(Stored data entries)

####

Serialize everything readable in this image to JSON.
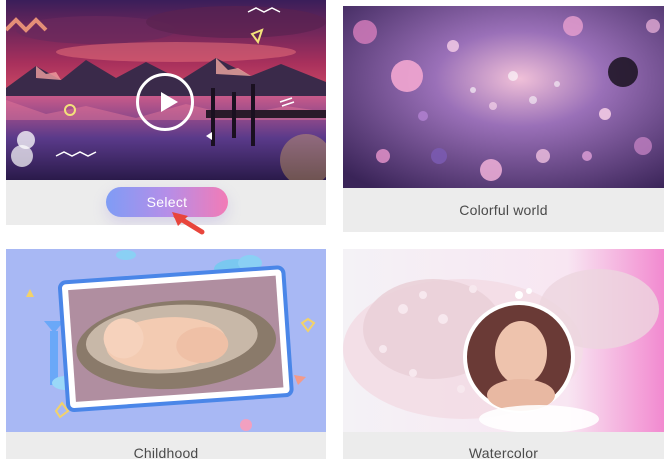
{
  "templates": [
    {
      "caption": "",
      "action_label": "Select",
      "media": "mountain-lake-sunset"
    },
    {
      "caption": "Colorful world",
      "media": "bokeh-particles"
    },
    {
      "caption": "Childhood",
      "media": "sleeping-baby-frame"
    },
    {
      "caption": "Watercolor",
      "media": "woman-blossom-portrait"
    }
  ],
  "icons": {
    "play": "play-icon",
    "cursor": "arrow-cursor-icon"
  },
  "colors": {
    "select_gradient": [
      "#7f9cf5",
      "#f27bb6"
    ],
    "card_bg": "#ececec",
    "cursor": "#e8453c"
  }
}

####

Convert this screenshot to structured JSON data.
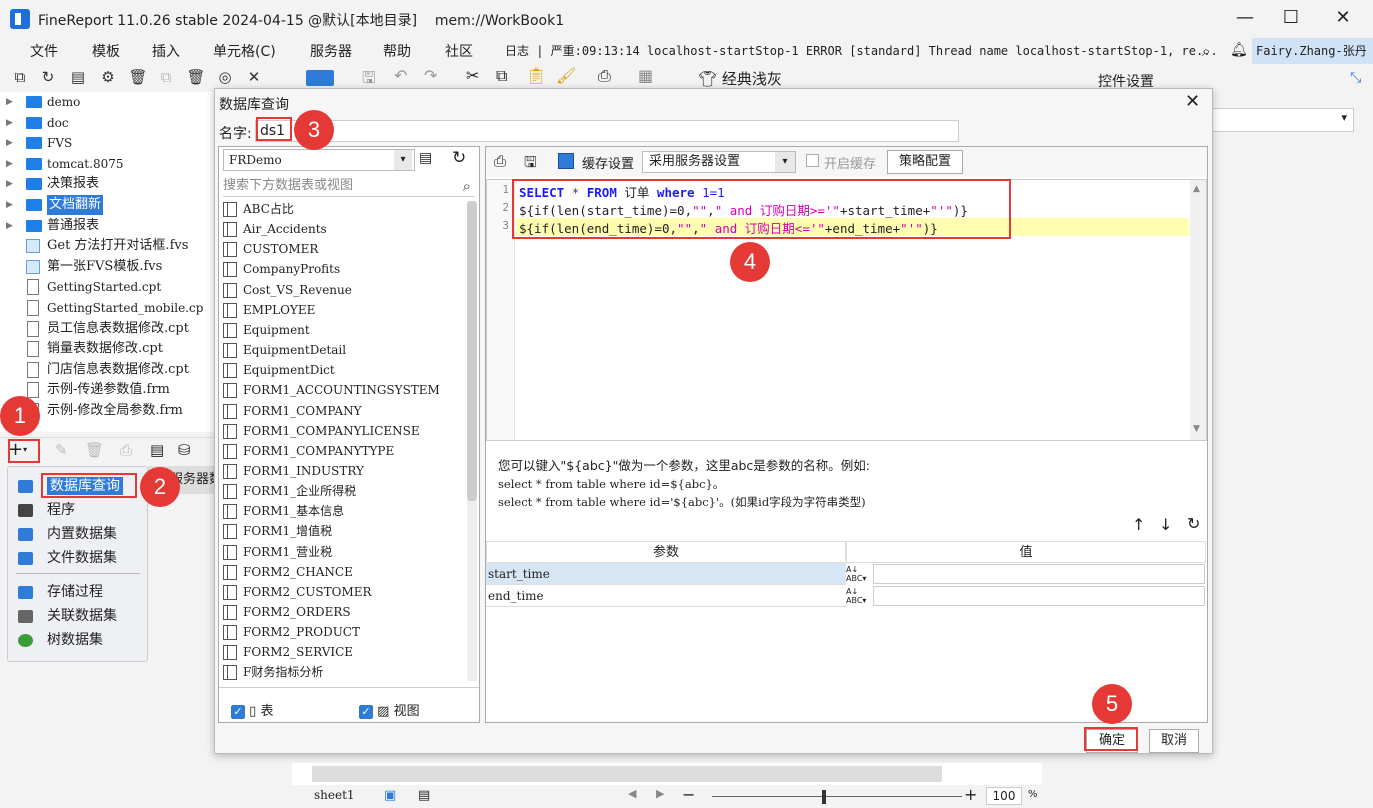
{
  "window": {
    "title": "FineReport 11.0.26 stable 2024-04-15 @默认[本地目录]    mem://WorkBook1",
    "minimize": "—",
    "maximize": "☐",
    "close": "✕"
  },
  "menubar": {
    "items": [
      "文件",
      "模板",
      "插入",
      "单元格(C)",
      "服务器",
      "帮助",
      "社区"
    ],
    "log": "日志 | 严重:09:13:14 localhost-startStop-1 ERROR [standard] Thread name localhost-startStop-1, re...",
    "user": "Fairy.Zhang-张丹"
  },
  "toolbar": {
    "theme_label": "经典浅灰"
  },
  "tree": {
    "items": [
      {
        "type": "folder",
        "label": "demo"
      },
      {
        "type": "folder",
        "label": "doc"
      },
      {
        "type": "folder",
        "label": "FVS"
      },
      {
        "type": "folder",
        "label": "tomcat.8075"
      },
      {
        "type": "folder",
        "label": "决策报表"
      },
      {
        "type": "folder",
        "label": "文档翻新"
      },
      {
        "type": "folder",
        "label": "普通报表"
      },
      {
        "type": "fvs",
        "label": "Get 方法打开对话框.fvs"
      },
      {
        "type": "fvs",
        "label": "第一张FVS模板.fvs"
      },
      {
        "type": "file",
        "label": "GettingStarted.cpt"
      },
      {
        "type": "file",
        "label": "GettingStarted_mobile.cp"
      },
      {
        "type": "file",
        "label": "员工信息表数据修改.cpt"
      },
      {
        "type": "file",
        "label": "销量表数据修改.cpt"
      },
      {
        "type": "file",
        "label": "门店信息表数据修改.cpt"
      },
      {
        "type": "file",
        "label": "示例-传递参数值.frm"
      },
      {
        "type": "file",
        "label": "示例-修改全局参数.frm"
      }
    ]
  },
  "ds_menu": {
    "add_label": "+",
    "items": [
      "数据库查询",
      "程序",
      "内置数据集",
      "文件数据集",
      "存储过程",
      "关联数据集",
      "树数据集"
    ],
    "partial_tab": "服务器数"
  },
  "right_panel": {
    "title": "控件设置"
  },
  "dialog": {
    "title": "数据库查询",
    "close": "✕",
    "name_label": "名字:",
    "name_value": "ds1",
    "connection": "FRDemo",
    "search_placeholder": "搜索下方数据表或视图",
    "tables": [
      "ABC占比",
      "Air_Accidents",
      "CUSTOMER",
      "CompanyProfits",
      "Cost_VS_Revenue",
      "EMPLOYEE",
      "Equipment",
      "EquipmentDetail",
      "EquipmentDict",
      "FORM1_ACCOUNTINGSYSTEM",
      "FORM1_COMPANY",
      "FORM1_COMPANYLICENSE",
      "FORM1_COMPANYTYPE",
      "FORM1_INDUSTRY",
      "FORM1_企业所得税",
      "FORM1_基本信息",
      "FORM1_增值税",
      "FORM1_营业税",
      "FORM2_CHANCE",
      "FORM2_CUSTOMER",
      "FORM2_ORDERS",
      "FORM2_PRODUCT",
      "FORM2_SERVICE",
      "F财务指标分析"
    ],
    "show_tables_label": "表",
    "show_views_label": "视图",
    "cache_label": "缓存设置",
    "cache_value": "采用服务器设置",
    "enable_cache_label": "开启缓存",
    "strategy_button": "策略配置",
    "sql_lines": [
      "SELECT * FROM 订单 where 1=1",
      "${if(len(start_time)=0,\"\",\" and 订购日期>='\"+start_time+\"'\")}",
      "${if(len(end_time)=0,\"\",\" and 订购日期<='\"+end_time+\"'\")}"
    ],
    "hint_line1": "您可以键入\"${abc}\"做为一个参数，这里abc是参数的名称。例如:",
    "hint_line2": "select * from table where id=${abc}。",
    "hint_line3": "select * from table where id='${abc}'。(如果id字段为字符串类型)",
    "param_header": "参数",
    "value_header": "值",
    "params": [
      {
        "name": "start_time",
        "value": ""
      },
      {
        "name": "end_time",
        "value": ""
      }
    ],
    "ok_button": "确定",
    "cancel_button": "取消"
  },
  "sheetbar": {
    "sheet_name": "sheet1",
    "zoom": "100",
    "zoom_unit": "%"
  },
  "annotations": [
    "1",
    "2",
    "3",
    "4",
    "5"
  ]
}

####

§ GOAL OF THE EXERCISE:
Track down every line of the material containing the string "cursor", and copy it.

§ CORRECT RESULT:
    "cursor": "arrow-cursor-icon"
    "cursor": "#e8453c"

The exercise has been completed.